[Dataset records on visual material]
┌────────

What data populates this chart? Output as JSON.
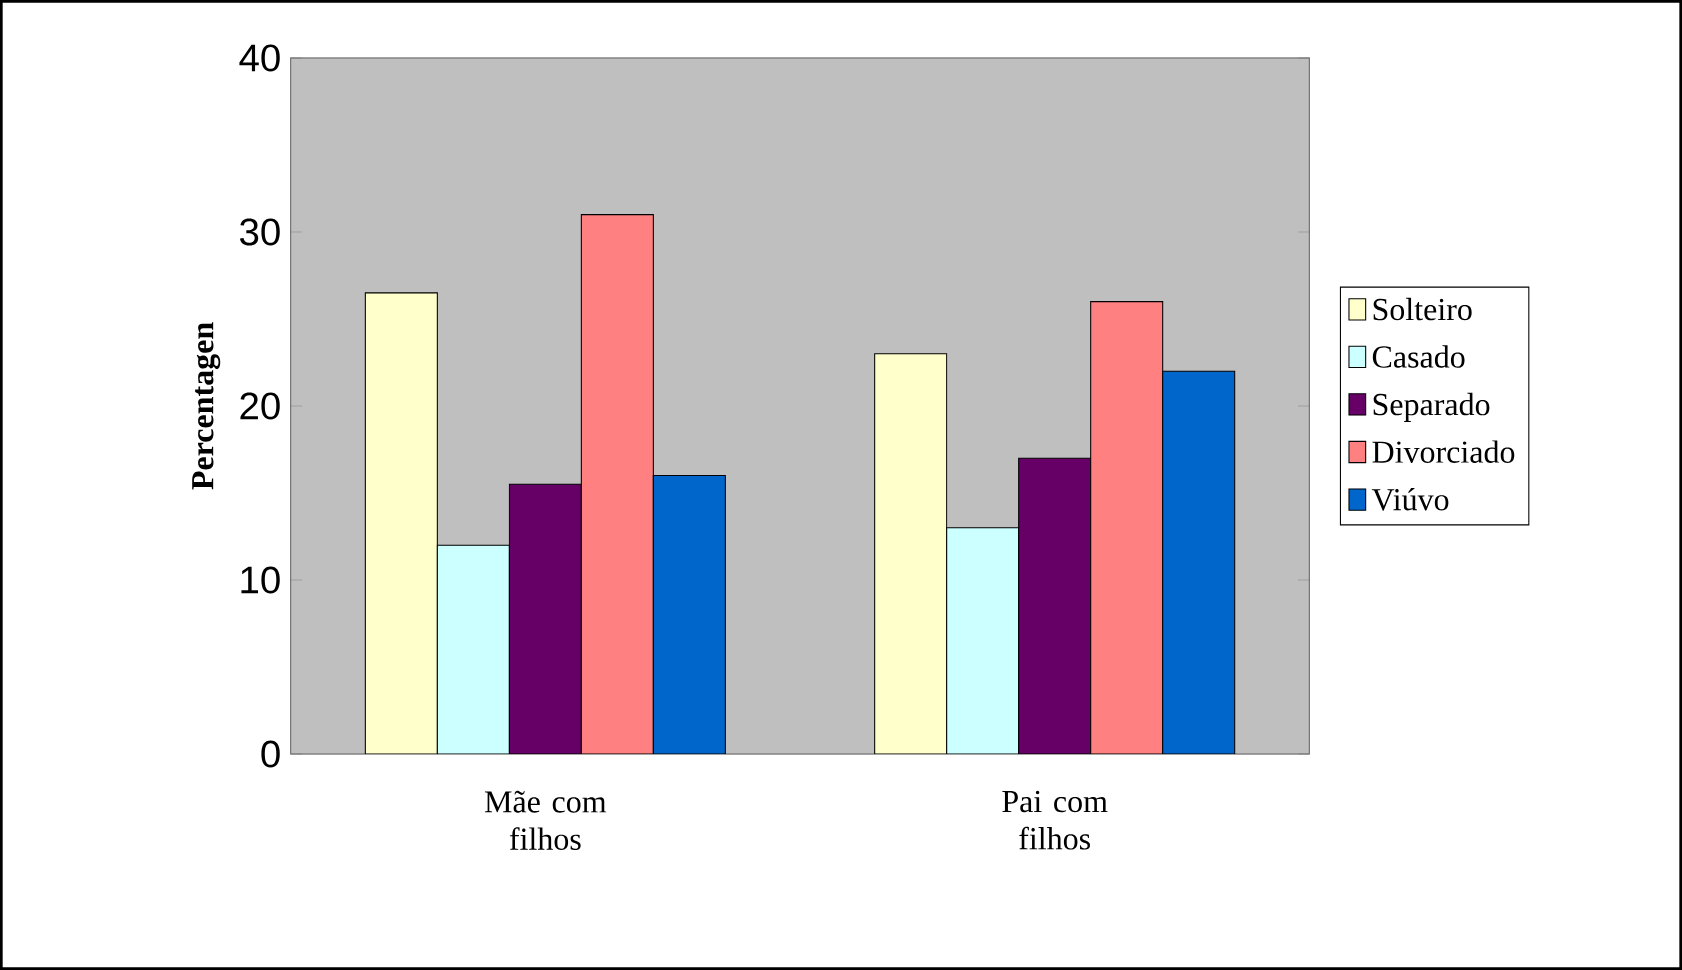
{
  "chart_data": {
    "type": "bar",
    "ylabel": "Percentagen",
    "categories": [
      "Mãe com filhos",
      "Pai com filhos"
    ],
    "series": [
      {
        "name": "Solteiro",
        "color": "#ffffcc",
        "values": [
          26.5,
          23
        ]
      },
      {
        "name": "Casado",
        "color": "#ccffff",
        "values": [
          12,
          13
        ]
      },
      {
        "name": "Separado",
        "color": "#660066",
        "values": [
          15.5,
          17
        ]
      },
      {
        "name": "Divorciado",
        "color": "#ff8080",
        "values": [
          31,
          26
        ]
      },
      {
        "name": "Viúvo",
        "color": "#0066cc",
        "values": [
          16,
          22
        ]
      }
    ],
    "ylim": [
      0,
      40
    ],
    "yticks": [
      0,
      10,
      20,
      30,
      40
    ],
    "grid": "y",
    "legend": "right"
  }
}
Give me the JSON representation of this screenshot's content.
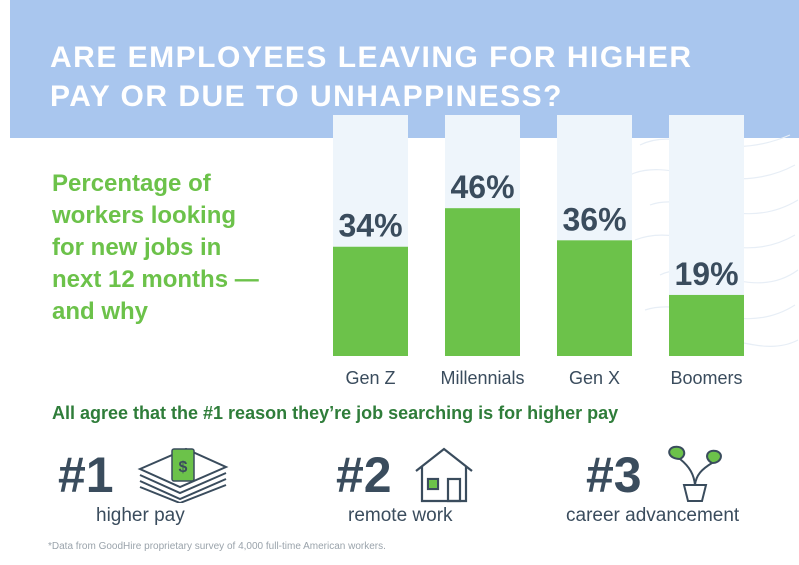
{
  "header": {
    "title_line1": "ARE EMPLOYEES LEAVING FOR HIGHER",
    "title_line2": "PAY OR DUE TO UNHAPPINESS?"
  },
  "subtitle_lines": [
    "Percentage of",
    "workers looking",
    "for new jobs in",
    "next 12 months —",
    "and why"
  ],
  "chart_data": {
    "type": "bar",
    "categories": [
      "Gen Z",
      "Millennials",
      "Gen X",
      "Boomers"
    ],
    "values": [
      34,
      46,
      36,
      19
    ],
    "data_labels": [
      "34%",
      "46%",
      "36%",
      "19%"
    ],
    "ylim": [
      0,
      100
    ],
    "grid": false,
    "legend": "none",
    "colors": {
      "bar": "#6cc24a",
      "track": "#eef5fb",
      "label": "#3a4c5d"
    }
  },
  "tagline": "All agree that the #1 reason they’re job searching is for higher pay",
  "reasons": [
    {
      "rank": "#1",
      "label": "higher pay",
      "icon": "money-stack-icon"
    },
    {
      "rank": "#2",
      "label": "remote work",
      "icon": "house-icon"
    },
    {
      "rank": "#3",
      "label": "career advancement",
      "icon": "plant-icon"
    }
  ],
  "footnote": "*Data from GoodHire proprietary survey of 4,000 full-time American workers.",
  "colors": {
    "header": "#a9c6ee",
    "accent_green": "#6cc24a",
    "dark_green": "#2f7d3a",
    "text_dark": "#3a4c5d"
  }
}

└────────

▶ _WHAT IS BEING ASKED_
Keep the pictures out of the copy and return the rest of the data above exactly.

▶ _REPLY TO THE TASK_
What data populates this chart? Output as JSON.
{
  "chart_data": {
    "type": "bar",
    "ylabel": "Percentagen",
    "categories": [
      "Mãe com filhos",
      "Pai com filhos"
    ],
    "series": [
      {
        "name": "Solteiro",
        "color": "#ffffcc",
        "values": [
          26.5,
          23
        ]
      },
      {
        "name": "Casado",
        "color": "#ccffff",
        "values": [
          12,
          13
        ]
      },
      {
        "name": "Separado",
        "color": "#660066",
        "values": [
          15.5,
          17
        ]
      },
      {
        "name": "Divorciado",
        "color": "#ff8080",
        "values": [
          31,
          26
        ]
      },
      {
        "name": "Viúvo",
        "color": "#0066cc",
        "values": [
          16,
          22
        ]
      }
    ],
    "ylim": [
      0,
      40
    ],
    "yticks": [
      0,
      10,
      20,
      30,
      40
    ],
    "grid": "y",
    "legend": "right"
  }
}
Give me the JSON representation of this screenshot's content.
{
  "header": {
    "title_line1": "ARE EMPLOYEES LEAVING FOR HIGHER",
    "title_line2": "PAY OR DUE TO UNHAPPINESS?"
  },
  "subtitle_lines": [
    "Percentage of",
    "workers looking",
    "for new jobs in",
    "next 12 months —",
    "and why"
  ],
  "chart_data": {
    "type": "bar",
    "categories": [
      "Gen Z",
      "Millennials",
      "Gen X",
      "Boomers"
    ],
    "values": [
      34,
      46,
      36,
      19
    ],
    "data_labels": [
      "34%",
      "46%",
      "36%",
      "19%"
    ],
    "ylim": [
      0,
      100
    ],
    "grid": false,
    "legend": "none",
    "colors": {
      "bar": "#6cc24a",
      "track": "#eef5fb",
      "label": "#3a4c5d"
    }
  },
  "tagline": "All agree that the #1 reason they’re job searching is for higher pay",
  "reasons": [
    {
      "rank": "#1",
      "label": "higher pay",
      "icon": "money-stack-icon"
    },
    {
      "rank": "#2",
      "label": "remote work",
      "icon": "house-icon"
    },
    {
      "rank": "#3",
      "label": "career advancement",
      "icon": "plant-icon"
    }
  ],
  "footnote": "*Data from GoodHire proprietary survey of 4,000 full-time American workers.",
  "colors": {
    "header": "#a9c6ee",
    "accent_green": "#6cc24a",
    "dark_green": "#2f7d3a",
    "text_dark": "#3a4c5d"
  }
}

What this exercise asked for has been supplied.